The problem: State the number of lines that hold the string "modes", with nothing added.

------ Provided data ------

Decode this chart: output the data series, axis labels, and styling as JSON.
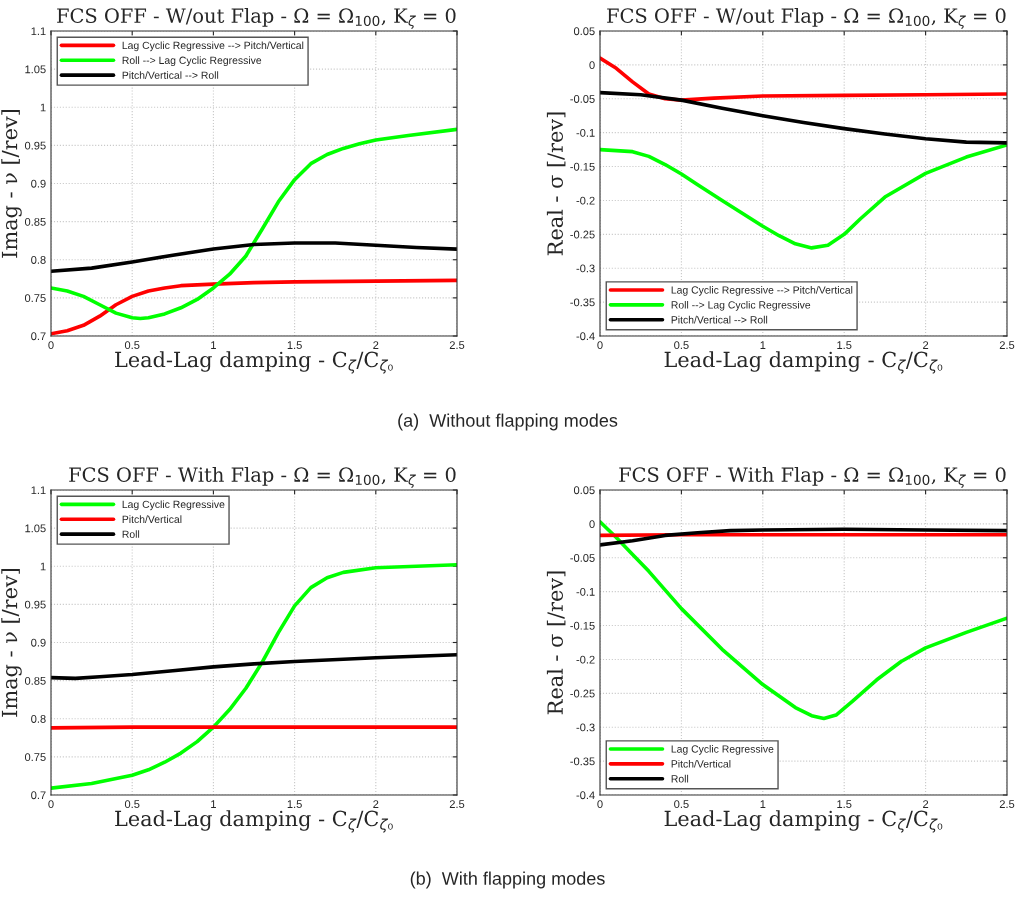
{
  "chart_data": [
    {
      "type": "line",
      "title": "FCS OFF - W/out Flap - Ω = Ω$_{100}$, K$_{ζ}$ = 0",
      "xlabel": "Lead-Lag damping - C$_{ζ}$/C$_{ζ₀}$",
      "ylabel": "Imag - ν [/rev]",
      "xlim": [
        0,
        2.5
      ],
      "ylim": [
        0.7,
        1.1
      ],
      "xticks": [
        0,
        0.5,
        1,
        1.5,
        2,
        2.5
      ],
      "yticks": [
        0.7,
        0.75,
        0.8,
        0.85,
        0.9,
        0.95,
        1,
        1.05,
        1.1
      ],
      "grid": true,
      "legend": "top left",
      "line_style": "solid",
      "marker": "none",
      "annotations": [
        "(a)  Without flapping modes"
      ],
      "series": [
        {
          "name": "Lag Cyclic Regressive --> Pitch/Vertical",
          "color": "#ff0000",
          "x": [
            0,
            0.1,
            0.2,
            0.3,
            0.4,
            0.5,
            0.6,
            0.7,
            0.8,
            1.0,
            1.25,
            1.5,
            2.0,
            2.5
          ],
          "values": [
            0.703,
            0.707,
            0.714,
            0.726,
            0.741,
            0.752,
            0.759,
            0.763,
            0.766,
            0.768,
            0.77,
            0.771,
            0.772,
            0.773
          ]
        },
        {
          "name": "Roll --> Lag Cyclic Regressive",
          "color": "#00ff00",
          "x": [
            0,
            0.1,
            0.2,
            0.3,
            0.4,
            0.5,
            0.55,
            0.6,
            0.7,
            0.8,
            0.9,
            1.0,
            1.1,
            1.2,
            1.3,
            1.4,
            1.5,
            1.6,
            1.7,
            1.8,
            1.9,
            2.0,
            2.2,
            2.5
          ],
          "values": [
            0.763,
            0.759,
            0.752,
            0.741,
            0.73,
            0.724,
            0.723,
            0.724,
            0.729,
            0.737,
            0.748,
            0.763,
            0.781,
            0.805,
            0.84,
            0.876,
            0.905,
            0.926,
            0.938,
            0.946,
            0.952,
            0.957,
            0.963,
            0.971
          ]
        },
        {
          "name": "Pitch/Vertical --> Roll",
          "color": "#000000",
          "x": [
            0,
            0.25,
            0.5,
            0.75,
            1.0,
            1.25,
            1.5,
            1.75,
            2.0,
            2.25,
            2.5
          ],
          "values": [
            0.785,
            0.789,
            0.797,
            0.806,
            0.814,
            0.82,
            0.822,
            0.822,
            0.819,
            0.816,
            0.814
          ]
        }
      ]
    },
    {
      "type": "line",
      "title": "FCS OFF - W/out Flap - Ω = Ω$_{100}$, K$_{ζ}$ = 0",
      "xlabel": "Lead-Lag damping - C$_{ζ}$/C$_{ζ₀}$",
      "ylabel": "Real - σ [/rev]",
      "xlim": [
        0,
        2.5
      ],
      "ylim": [
        -0.4,
        0.05
      ],
      "xticks": [
        0,
        0.5,
        1,
        1.5,
        2,
        2.5
      ],
      "yticks": [
        -0.4,
        -0.35,
        -0.3,
        -0.25,
        -0.2,
        -0.15,
        -0.1,
        -0.05,
        0,
        0.05
      ],
      "grid": true,
      "legend": "bottom left",
      "line_style": "solid",
      "marker": "none",
      "series": [
        {
          "name": "Lag Cyclic Regressive --> Pitch/Vertical",
          "color": "#ff0000",
          "x": [
            0,
            0.1,
            0.2,
            0.3,
            0.4,
            0.5,
            0.7,
            1.0,
            1.5,
            2.0,
            2.5
          ],
          "values": [
            0.01,
            -0.005,
            -0.025,
            -0.043,
            -0.05,
            -0.052,
            -0.049,
            -0.046,
            -0.045,
            -0.044,
            -0.043
          ]
        },
        {
          "name": "Roll --> Lag Cyclic Regressive",
          "color": "#00ff00",
          "x": [
            0,
            0.2,
            0.3,
            0.4,
            0.5,
            0.6,
            0.75,
            1.0,
            1.1,
            1.2,
            1.3,
            1.4,
            1.5,
            1.6,
            1.75,
            2.0,
            2.25,
            2.5
          ],
          "values": [
            -0.125,
            -0.128,
            -0.135,
            -0.147,
            -0.161,
            -0.177,
            -0.2,
            -0.238,
            -0.252,
            -0.264,
            -0.27,
            -0.266,
            -0.25,
            -0.227,
            -0.195,
            -0.16,
            -0.136,
            -0.118
          ]
        },
        {
          "name": "Pitch/Vertical --> Roll",
          "color": "#000000",
          "x": [
            0,
            0.25,
            0.5,
            0.75,
            1.0,
            1.25,
            1.5,
            1.75,
            2.0,
            2.25,
            2.5
          ],
          "values": [
            -0.041,
            -0.044,
            -0.052,
            -0.064,
            -0.075,
            -0.085,
            -0.094,
            -0.102,
            -0.109,
            -0.114,
            -0.115
          ]
        }
      ]
    },
    {
      "type": "line",
      "title": "FCS OFF - With Flap - Ω = Ω$_{100}$, K$_{ζ}$ = 0",
      "xlabel": "Lead-Lag damping - C$_{ζ}$/C$_{ζ₀}$",
      "ylabel": "Imag - ν [/rev]",
      "xlim": [
        0,
        2.5
      ],
      "ylim": [
        0.7,
        1.1
      ],
      "xticks": [
        0,
        0.5,
        1,
        1.5,
        2,
        2.5
      ],
      "yticks": [
        0.7,
        0.75,
        0.8,
        0.85,
        0.9,
        0.95,
        1,
        1.05,
        1.1
      ],
      "grid": true,
      "legend": "top left",
      "line_style": "solid",
      "marker": "none",
      "annotations": [
        "(b)  With flapping modes"
      ],
      "series": [
        {
          "name": "Lag Cyclic Regressive",
          "color": "#00ff00",
          "x": [
            0,
            0.25,
            0.5,
            0.6,
            0.7,
            0.8,
            0.9,
            1.0,
            1.1,
            1.2,
            1.3,
            1.4,
            1.5,
            1.6,
            1.7,
            1.8,
            2.0,
            2.5
          ],
          "values": [
            0.709,
            0.715,
            0.726,
            0.733,
            0.743,
            0.755,
            0.77,
            0.789,
            0.812,
            0.84,
            0.874,
            0.913,
            0.948,
            0.972,
            0.985,
            0.992,
            0.998,
            1.002
          ]
        },
        {
          "name": "Pitch/Vertical",
          "color": "#ff0000",
          "x": [
            0,
            0.5,
            1.0,
            1.5,
            2.0,
            2.5
          ],
          "values": [
            0.788,
            0.789,
            0.789,
            0.789,
            0.789,
            0.789
          ]
        },
        {
          "name": "Roll",
          "color": "#000000",
          "x": [
            0,
            0.15,
            0.3,
            0.5,
            0.75,
            1.0,
            1.25,
            1.5,
            2.0,
            2.5
          ],
          "values": [
            0.854,
            0.853,
            0.855,
            0.858,
            0.863,
            0.868,
            0.872,
            0.875,
            0.88,
            0.884
          ]
        }
      ]
    },
    {
      "type": "line",
      "title": "FCS OFF - With Flap - Ω = Ω$_{100}$, K$_{ζ}$ = 0",
      "xlabel": "Lead-Lag damping - C$_{ζ}$/C$_{ζ₀}$",
      "ylabel": "Real - σ [/rev]",
      "xlim": [
        0,
        2.5
      ],
      "ylim": [
        -0.4,
        0.05
      ],
      "xticks": [
        0,
        0.5,
        1,
        1.5,
        2,
        2.5
      ],
      "yticks": [
        -0.4,
        -0.35,
        -0.3,
        -0.25,
        -0.2,
        -0.15,
        -0.1,
        -0.05,
        0,
        0.05
      ],
      "grid": true,
      "legend": "bottom left",
      "line_style": "solid",
      "marker": "none",
      "series": [
        {
          "name": "Lag Cyclic Regressive",
          "color": "#00ff00",
          "x": [
            0,
            0.1,
            0.2,
            0.3,
            0.5,
            0.75,
            1.0,
            1.2,
            1.3,
            1.375,
            1.45,
            1.55,
            1.7,
            1.85,
            2.0,
            2.25,
            2.5
          ],
          "values": [
            0.003,
            -0.02,
            -0.045,
            -0.07,
            -0.125,
            -0.185,
            -0.237,
            -0.271,
            -0.283,
            -0.287,
            -0.282,
            -0.262,
            -0.23,
            -0.203,
            -0.183,
            -0.16,
            -0.139
          ]
        },
        {
          "name": "Pitch/Vertical",
          "color": "#ff0000",
          "x": [
            0,
            0.5,
            1.0,
            1.5,
            2.0,
            2.5
          ],
          "values": [
            -0.017,
            -0.016,
            -0.016,
            -0.016,
            -0.016,
            -0.016
          ]
        },
        {
          "name": "Roll",
          "color": "#000000",
          "x": [
            0,
            0.2,
            0.4,
            0.6,
            0.8,
            1.0,
            1.5,
            2.0,
            2.5
          ],
          "values": [
            -0.031,
            -0.025,
            -0.017,
            -0.013,
            -0.01,
            -0.009,
            -0.008,
            -0.009,
            -0.01
          ]
        }
      ]
    }
  ]
}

------

Expected output: 2